## [EXPLORAR EL MATERIAL]
• a. Indica qué padecen hoy, según el fragmento, quienes asestaban calvazos desde la silla trasera de la ruta.
• b. Transcribe sin cambios la parte del fragmento que se abre con las palabras que contienen "No puedo dejar" y se cierra con "hoy están desempleados.".

## [SECCIÓN DEL DOCUMENTO]
● ● ● ● ●

Me río con rabia al ver a aquellas princesas de antaño, selectivas e inaccesibles, hoy dadas en matrimonio a los mismos seres alopécicos y obesos a los que en sus años núbiles ellas despreciaban. Saturadas de hijos que no desearon. Celulíticas y atrapadas en su propio rimero de obligaciones ineludibles.
Los viejos Adonis, rendidos ante el inminente y colosal crecimiento de su circunferencia ventral y el deterioro irreversible de sus folículos pilosos. Las caderas ensanchadas de quienes una vez se supieron bellas. O a aquellos personajes populares de los días escolares, transformados en esposos robustos y desentejados que maltratan y roncan.
Con el discurrir de las décadas los anuarios escolares -testimonios aburridos y costosos de lo que una vez soñamos- comienzan a verse revestidos de cierto valor documental.
En particular cuando se coteja la expectativa remota con los hechos actuales, y cuando sus protagonistas dejan de parecerse a esos divos potenciales que un día creyeron iban ser. Cuando sus propias biografías comienzan a desmentir cada una de las cosas que de ellos se esperaban. Cuando esos sueños de grandeza se transforman en ridículas frustraciones.
No puedo dejar de experimentar cierto deleite enfermizo al ver a mis coetáneos y a mis contemporáneas afrentados por el rasero inclemente y desigual de los años, como un monstruoso museo de la desvergüenza y la degradación. El avejentamiento parece ser particularmente cruel con quienes no lo contemplan dentro de sus metas.
Es la suma venganza de los días contra el desprecio y la pretensión características de quienes durante los años de colegio son exaltados por nuestra imaginación a la categoría de soberanas indestronables, o de superhombres por quienes profesar envidia. Aquellos que nos asestaban calvazos desde la silla trasera de la ruta hoy sufren de artritis juvenil. Los monitores a cargo de los autobuses hoy están desempleados.

● ● ● ● ●

Datos de segmentación de la página:

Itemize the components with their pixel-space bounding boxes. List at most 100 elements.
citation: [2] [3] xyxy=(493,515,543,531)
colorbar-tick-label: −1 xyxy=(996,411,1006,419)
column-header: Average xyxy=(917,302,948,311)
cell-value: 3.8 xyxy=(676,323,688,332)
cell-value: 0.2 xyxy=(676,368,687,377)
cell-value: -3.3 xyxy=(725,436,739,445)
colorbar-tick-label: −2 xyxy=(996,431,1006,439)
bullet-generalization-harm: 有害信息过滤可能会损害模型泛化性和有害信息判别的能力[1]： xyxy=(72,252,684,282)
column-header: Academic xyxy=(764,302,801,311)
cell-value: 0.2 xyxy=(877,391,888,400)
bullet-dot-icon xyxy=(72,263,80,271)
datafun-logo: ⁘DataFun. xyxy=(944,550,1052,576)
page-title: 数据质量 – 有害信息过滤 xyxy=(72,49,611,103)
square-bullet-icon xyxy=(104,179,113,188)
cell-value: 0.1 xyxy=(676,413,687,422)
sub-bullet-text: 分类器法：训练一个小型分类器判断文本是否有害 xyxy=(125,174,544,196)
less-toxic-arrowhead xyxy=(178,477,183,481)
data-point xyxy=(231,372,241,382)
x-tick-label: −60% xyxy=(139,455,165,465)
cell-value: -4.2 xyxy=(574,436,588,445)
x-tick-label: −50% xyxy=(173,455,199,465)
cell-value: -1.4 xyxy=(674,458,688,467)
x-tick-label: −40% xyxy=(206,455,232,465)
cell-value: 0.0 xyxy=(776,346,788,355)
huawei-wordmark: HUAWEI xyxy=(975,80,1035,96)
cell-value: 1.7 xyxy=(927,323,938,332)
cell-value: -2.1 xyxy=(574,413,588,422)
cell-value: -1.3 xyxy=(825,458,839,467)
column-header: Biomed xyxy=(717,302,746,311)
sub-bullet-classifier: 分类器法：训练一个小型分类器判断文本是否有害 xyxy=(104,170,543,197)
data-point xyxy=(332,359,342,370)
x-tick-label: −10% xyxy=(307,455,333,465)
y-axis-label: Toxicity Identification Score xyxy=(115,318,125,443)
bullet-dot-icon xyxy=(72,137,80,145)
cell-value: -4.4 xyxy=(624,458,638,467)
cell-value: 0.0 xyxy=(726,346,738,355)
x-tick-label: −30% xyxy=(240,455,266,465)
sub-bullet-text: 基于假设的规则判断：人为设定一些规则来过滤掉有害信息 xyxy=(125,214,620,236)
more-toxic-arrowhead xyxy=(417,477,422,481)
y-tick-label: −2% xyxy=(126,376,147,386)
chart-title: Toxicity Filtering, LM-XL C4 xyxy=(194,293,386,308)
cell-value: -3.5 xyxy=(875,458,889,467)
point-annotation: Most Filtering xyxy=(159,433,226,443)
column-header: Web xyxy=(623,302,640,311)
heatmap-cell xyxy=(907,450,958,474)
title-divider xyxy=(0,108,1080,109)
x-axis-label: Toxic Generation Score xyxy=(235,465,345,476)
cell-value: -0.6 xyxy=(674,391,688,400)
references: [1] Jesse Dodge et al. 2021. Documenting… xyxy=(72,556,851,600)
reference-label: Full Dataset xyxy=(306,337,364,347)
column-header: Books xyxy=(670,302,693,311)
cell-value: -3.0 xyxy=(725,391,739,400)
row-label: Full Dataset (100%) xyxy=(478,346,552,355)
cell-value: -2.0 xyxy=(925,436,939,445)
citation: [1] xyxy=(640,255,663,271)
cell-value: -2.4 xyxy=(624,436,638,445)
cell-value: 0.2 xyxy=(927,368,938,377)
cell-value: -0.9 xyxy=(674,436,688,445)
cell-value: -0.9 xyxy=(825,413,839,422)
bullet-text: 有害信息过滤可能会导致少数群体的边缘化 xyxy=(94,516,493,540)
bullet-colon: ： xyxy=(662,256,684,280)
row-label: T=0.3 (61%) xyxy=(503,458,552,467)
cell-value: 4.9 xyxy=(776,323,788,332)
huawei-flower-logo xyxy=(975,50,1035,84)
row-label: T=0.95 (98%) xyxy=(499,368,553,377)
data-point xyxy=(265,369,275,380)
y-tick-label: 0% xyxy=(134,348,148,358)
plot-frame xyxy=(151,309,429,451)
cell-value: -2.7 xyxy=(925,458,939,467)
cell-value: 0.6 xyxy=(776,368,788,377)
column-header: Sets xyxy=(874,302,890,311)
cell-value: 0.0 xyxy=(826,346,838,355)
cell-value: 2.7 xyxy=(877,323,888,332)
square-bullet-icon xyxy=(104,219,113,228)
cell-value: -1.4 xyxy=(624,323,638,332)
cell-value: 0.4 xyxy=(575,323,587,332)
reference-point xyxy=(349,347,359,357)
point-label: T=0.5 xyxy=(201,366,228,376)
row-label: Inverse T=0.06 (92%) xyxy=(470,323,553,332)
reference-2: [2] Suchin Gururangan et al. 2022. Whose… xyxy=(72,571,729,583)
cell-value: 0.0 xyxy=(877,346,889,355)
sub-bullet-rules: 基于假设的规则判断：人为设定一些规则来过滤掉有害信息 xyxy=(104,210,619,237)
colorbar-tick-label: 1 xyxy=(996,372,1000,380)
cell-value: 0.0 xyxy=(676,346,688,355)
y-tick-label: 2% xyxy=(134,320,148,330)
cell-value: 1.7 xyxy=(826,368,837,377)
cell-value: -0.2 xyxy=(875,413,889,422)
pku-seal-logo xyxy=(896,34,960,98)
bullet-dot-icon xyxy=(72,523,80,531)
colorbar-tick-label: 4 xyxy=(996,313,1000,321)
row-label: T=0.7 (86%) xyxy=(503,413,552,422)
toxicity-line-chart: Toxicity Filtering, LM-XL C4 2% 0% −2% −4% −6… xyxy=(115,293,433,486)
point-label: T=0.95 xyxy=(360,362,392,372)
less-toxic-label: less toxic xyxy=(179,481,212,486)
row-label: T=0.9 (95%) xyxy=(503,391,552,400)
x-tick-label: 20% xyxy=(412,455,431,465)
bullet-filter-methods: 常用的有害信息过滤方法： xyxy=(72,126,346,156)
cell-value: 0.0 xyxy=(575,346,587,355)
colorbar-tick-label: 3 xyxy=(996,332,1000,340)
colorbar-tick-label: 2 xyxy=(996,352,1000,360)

● ● ● ● ●

## [RESPUESTAS POR PUNTO]
• a. Sufren de artritis juvenil.

• b.
No puedo dejar de experimentar cierto deleite enfermizo al ver a mis coetáneos y a mis contemporáneas afrentados por el rasero inclemente y desigual de los años, como un monstruoso museo de la desvergüenza y la degradación. El avejentamiento parece ser particularmente cruel con quienes no lo contemplan dentro de sus metas.
Es la suma venganza de los días contra el desprecio y la pretensión características de quienes durante los años de colegio son exaltados por nuestra imaginación a la categoría de soberanas indestronables, o de superhombres por quienes profesar envidia. Aquellos que nos asestaban calvazos desde la silla trasera de la ruta hoy sufren de artritis juvenil. Los monitores a cargo de los autobuses hoy están desempleados.